Dataset entries

- - - - - - -

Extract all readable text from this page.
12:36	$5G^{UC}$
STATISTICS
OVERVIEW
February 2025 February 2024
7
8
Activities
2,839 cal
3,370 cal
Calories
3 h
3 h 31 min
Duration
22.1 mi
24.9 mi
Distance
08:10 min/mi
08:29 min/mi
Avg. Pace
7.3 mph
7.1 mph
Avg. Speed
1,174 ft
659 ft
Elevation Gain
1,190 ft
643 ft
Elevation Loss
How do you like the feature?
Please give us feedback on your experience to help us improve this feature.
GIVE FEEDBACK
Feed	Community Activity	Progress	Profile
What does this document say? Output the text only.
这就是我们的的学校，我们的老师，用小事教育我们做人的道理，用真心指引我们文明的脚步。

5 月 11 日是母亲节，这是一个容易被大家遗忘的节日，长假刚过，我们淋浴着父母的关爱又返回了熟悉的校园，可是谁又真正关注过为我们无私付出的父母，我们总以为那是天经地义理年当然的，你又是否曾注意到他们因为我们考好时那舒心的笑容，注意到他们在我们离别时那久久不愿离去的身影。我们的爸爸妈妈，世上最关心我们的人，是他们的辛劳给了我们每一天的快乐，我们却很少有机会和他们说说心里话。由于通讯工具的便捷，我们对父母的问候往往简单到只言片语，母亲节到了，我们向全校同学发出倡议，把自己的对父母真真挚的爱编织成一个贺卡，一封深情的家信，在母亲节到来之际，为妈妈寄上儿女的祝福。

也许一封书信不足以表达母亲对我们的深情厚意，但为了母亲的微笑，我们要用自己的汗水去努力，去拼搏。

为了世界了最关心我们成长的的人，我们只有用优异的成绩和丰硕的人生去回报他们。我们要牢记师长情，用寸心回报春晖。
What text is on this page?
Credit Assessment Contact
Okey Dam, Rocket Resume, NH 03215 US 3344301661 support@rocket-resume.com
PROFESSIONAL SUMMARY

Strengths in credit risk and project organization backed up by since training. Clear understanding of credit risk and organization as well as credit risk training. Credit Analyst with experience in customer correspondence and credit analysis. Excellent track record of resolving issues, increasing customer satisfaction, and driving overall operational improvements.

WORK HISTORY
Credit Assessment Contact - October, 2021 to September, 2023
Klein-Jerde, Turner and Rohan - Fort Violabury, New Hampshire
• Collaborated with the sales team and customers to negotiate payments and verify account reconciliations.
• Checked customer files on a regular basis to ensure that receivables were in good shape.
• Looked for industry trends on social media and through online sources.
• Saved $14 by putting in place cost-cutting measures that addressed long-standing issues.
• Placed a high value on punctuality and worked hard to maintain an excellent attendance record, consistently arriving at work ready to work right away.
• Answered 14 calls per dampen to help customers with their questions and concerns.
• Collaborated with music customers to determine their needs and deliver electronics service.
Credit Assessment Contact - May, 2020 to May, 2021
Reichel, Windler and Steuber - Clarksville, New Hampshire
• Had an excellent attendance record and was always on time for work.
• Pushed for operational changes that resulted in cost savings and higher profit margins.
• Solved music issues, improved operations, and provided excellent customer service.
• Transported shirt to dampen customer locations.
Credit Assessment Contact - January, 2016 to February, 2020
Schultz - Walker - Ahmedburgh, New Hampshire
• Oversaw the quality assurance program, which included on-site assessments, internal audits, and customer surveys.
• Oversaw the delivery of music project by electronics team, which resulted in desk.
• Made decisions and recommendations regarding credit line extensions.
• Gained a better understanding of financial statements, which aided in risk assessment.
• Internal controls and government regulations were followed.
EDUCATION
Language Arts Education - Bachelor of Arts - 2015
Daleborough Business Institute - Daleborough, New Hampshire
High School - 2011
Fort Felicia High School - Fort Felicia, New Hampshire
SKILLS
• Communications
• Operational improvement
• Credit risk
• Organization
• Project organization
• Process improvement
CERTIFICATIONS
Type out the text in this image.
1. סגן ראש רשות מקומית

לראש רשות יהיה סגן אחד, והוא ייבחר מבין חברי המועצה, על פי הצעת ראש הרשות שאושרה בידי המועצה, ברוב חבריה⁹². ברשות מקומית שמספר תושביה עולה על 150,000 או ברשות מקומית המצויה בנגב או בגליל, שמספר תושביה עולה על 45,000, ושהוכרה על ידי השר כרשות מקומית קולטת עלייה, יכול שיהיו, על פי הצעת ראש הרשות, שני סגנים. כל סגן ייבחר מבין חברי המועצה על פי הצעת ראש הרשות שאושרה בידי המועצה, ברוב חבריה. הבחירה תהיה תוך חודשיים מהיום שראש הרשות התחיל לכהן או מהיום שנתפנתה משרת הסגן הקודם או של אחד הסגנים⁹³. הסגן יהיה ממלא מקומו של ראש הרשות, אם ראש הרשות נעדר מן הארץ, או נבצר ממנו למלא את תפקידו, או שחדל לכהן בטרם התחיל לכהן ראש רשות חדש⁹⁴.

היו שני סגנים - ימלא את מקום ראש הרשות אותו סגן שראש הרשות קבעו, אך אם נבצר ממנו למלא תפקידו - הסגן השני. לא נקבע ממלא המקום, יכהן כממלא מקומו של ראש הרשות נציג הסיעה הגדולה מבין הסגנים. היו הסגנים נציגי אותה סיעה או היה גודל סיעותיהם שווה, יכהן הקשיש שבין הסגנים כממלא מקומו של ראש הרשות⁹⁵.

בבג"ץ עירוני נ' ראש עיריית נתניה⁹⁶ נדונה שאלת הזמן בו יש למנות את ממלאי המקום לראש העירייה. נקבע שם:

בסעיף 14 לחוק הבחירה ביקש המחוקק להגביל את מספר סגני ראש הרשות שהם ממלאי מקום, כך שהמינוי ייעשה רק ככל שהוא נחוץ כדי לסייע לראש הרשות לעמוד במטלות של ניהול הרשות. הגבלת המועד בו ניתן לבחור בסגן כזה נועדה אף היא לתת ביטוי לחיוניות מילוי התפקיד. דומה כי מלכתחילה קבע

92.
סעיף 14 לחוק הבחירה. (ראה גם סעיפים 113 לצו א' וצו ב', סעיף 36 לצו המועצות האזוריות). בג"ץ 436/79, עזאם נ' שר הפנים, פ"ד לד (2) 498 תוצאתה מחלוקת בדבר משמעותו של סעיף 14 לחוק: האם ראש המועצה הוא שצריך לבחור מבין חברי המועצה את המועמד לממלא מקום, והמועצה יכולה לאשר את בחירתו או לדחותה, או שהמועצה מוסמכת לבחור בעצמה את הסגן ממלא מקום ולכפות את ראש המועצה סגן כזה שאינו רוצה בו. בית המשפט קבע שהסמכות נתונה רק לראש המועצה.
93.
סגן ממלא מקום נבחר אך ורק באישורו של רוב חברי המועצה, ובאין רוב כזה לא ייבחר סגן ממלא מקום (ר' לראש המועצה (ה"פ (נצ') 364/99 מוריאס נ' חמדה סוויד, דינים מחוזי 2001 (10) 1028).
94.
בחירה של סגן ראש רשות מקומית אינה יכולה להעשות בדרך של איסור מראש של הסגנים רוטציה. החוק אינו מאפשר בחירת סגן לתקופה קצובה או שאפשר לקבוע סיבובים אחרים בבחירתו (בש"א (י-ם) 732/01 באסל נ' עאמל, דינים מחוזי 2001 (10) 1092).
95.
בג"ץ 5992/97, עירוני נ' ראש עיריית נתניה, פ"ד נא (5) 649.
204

- - - - - - -

§ **The task**:
From the records above, extract everything verbatim.

§ **Answer in full**:
Extract all readable text from this page.
12:36	$5G^{UC}$
STATISTICS
OVERVIEW
February 2025 February 2024
7
8
Activities
2,839 cal
3,370 cal
Calories
3 h
3 h 31 min
Duration
22.1 mi
24.9 mi
Distance
08:10 min/mi
08:29 min/mi
Avg. Pace
7.3 mph
7.1 mph
Avg. Speed
1,174 ft
659 ft
Elevation Gain
1,190 ft
643 ft
Elevation Loss
How do you like the feature?
Please give us feedback on your experience to help us improve this feature.
GIVE FEEDBACK
Feed	Community Activity	Progress	Profile
What does this document say? Output the text only.
这就是我们的的学校，我们的老师，用小事教育我们做人的道理，用真心指引我们文明的脚步。

5 月 11 日是母亲节，这是一个容易被大家遗忘的节日，长假刚过，我们淋浴着父母的关爱又返回了熟悉的校园，可是谁又真正关注过为我们无私付出的父母，我们总以为那是天经地义理年当然的，你又是否曾注意到他们因为我们考好时那舒心的笑容，注意到他们在我们离别时那久久不愿离去的身影。我们的爸爸妈妈，世上最关心我们的人，是他们的辛劳给了我们每一天的快乐，我们却很少有机会和他们说说心里话。由于通讯工具的便捷，我们对父母的问候往往简单到只言片语，母亲节到了，我们向全校同学发出倡议，把自己的对父母真真挚的爱编织成一个贺卡，一封深情的家信，在母亲节到来之际，为妈妈寄上儿女的祝福。

也许一封书信不足以表达母亲对我们的深情厚意，但为了母亲的微笑，我们要用自己的汗水去努力，去拼搏。

为了世界了最关心我们成长的的人，我们只有用优异的成绩和丰硕的人生去回报他们。我们要牢记师长情，用寸心回报春晖。
What text is on this page?
Credit Assessment Contact
Okey Dam, Rocket Resume, NH 03215 US 3344301661 support@rocket-resume.com
PROFESSIONAL SUMMARY

Strengths in credit risk and project organization backed up by since training. Clear understanding of credit risk and organization as well as credit risk training. Credit Analyst with experience in customer correspondence and credit analysis. Excellent track record of resolving issues, increasing customer satisfaction, and driving overall operational improvements.

WORK HISTORY
Credit Assessment Contact - October, 2021 to September, 2023
Klein-Jerde, Turner and Rohan - Fort Violabury, New Hampshire
• Collaborated with the sales team and customers to negotiate payments and verify account reconciliations.
• Checked customer files on a regular basis to ensure that receivables were in good shape.
• Looked for industry trends on social media and through online sources.
• Saved $14 by putting in place cost-cutting measures that addressed long-standing issues.
• Placed a high value on punctuality and worked hard to maintain an excellent attendance record, consistently arriving at work ready to work right away.
• Answered 14 calls per dampen to help customers with their questions and concerns.
• Collaborated with music customers to determine their needs and deliver electronics service.
Credit Assessment Contact - May, 2020 to May, 2021
Reichel, Windler and Steuber - Clarksville, New Hampshire
• Had an excellent attendance record and was always on time for work.
• Pushed for operational changes that resulted in cost savings and higher profit margins.
• Solved music issues, improved operations, and provided excellent customer service.
• Transported shirt to dampen customer locations.
Credit Assessment Contact - January, 2016 to February, 2020
Schultz - Walker - Ahmedburgh, New Hampshire
• Oversaw the quality assurance program, which included on-site assessments, internal audits, and customer surveys.
• Oversaw the delivery of music project by electronics team, which resulted in desk.
• Made decisions and recommendations regarding credit line extensions.
• Gained a better understanding of financial statements, which aided in risk assessment.
• Internal controls and government regulations were followed.
EDUCATION
Language Arts Education - Bachelor of Arts - 2015
Daleborough Business Institute - Daleborough, New Hampshire
High School - 2011
Fort Felicia High School - Fort Felicia, New Hampshire
SKILLS
• Communications
• Operational improvement
• Credit risk
• Organization
• Project organization
• Process improvement
CERTIFICATIONS
Type out the text in this image.
1. סגן ראש רשות מקומית

לראש רשות יהיה סגן אחד, והוא ייבחר מבין חברי המועצה, על פי הצעת ראש הרשות שאושרה בידי המועצה, ברוב חבריה⁹². ברשות מקומית שמספר תושביה עולה על 150,000 או ברשות מקומית המצויה בנגב או בגליל, שמספר תושביה עולה על 45,000, ושהוכרה על ידי השר כרשות מקומית קולטת עלייה, יכול שיהיו, על פי הצעת ראש הרשות, שני סגנים. כל סגן ייבחר מבין חברי המועצה על פי הצעת ראש הרשות שאושרה בידי המועצה, ברוב חבריה. הבחירה תהיה תוך חודשיים מהיום שראש הרשות התחיל לכהן או מהיום שנתפנתה משרת הסגן הקודם או של אחד הסגנים⁹³. הסגן יהיה ממלא מקומו של ראש הרשות, אם ראש הרשות נעדר מן הארץ, או נבצר ממנו למלא את תפקידו, או שחדל לכהן בטרם התחיל לכהן ראש רשות חדש⁹⁴.

היו שני סגנים - ימלא את מקום ראש הרשות אותו סגן שראש הרשות קבעו, אך אם נבצר ממנו למלא תפקידו - הסגן השני. לא נקבע ממלא המקום, יכהן כממלא מקומו של ראש הרשות נציג הסיעה הגדולה מבין הסגנים. היו הסגנים נציגי אותה סיעה או היה גודל סיעותיהם שווה, יכהן הקשיש שבין הסגנים כממלא מקומו של ראש הרשות⁹⁵.

בבג"ץ עירוני נ' ראש עיריית נתניה⁹⁶ נדונה שאלת הזמן בו יש למנות את ממלאי המקום לראש העירייה. נקבע שם:

בסעיף 14 לחוק הבחירה ביקש המחוקק להגביל את מספר סגני ראש הרשות שהם ממלאי מקום, כך שהמינוי ייעשה רק ככל שהוא נחוץ כדי לסייע לראש הרשות לעמוד במטלות של ניהול הרשות. הגבלת המועד בו ניתן לבחור בסגן כזה נועדה אף היא לתת ביטוי לחיוניות מילוי התפקיד. דומה כי מלכתחילה קבע

92.
סעיף 14 לחוק הבחירה. (ראה גם סעיפים 113 לצו א' וצו ב', סעיף 36 לצו המועצות האזוריות). בג"ץ 436/79, עזאם נ' שר הפנים, פ"ד לד (2) 498 תוצאתה מחלוקת בדבר משמעותו של סעיף 14 לחוק: האם ראש המועצה הוא שצריך לבחור מבין חברי המועצה את המועמד לממלא מקום, והמועצה יכולה לאשר את בחירתו או לדחותה, או שהמועצה מוסמכת לבחור בעצמה את הסגן ממלא מקום ולכפות את ראש המועצה סגן כזה שאינו רוצה בו. בית המשפט קבע שהסמכות נתונה רק לראש המועצה.
93.
סגן ממלא מקום נבחר אך ורק באישורו של רוב חברי המועצה, ובאין רוב כזה לא ייבחר סגן ממלא מקום (ר' לראש המועצה (ה"פ (נצ') 364/99 מוריאס נ' חמדה סוויד, דינים מחוזי 2001 (10) 1028).
94.
בחירה של סגן ראש רשות מקומית אינה יכולה להעשות בדרך של איסור מראש של הסגנים רוטציה. החוק אינו מאפשר בחירת סגן לתקופה קצובה או שאפשר לקבוע סיבובים אחרים בבחירתו (בש"א (י-ם) 732/01 באסל נ' עאמל, דינים מחוזי 2001 (10) 1092).
95.
בג"ץ 5992/97, עירוני נ' ראש עיריית נתניה, פ"ד נא (5) 649.
204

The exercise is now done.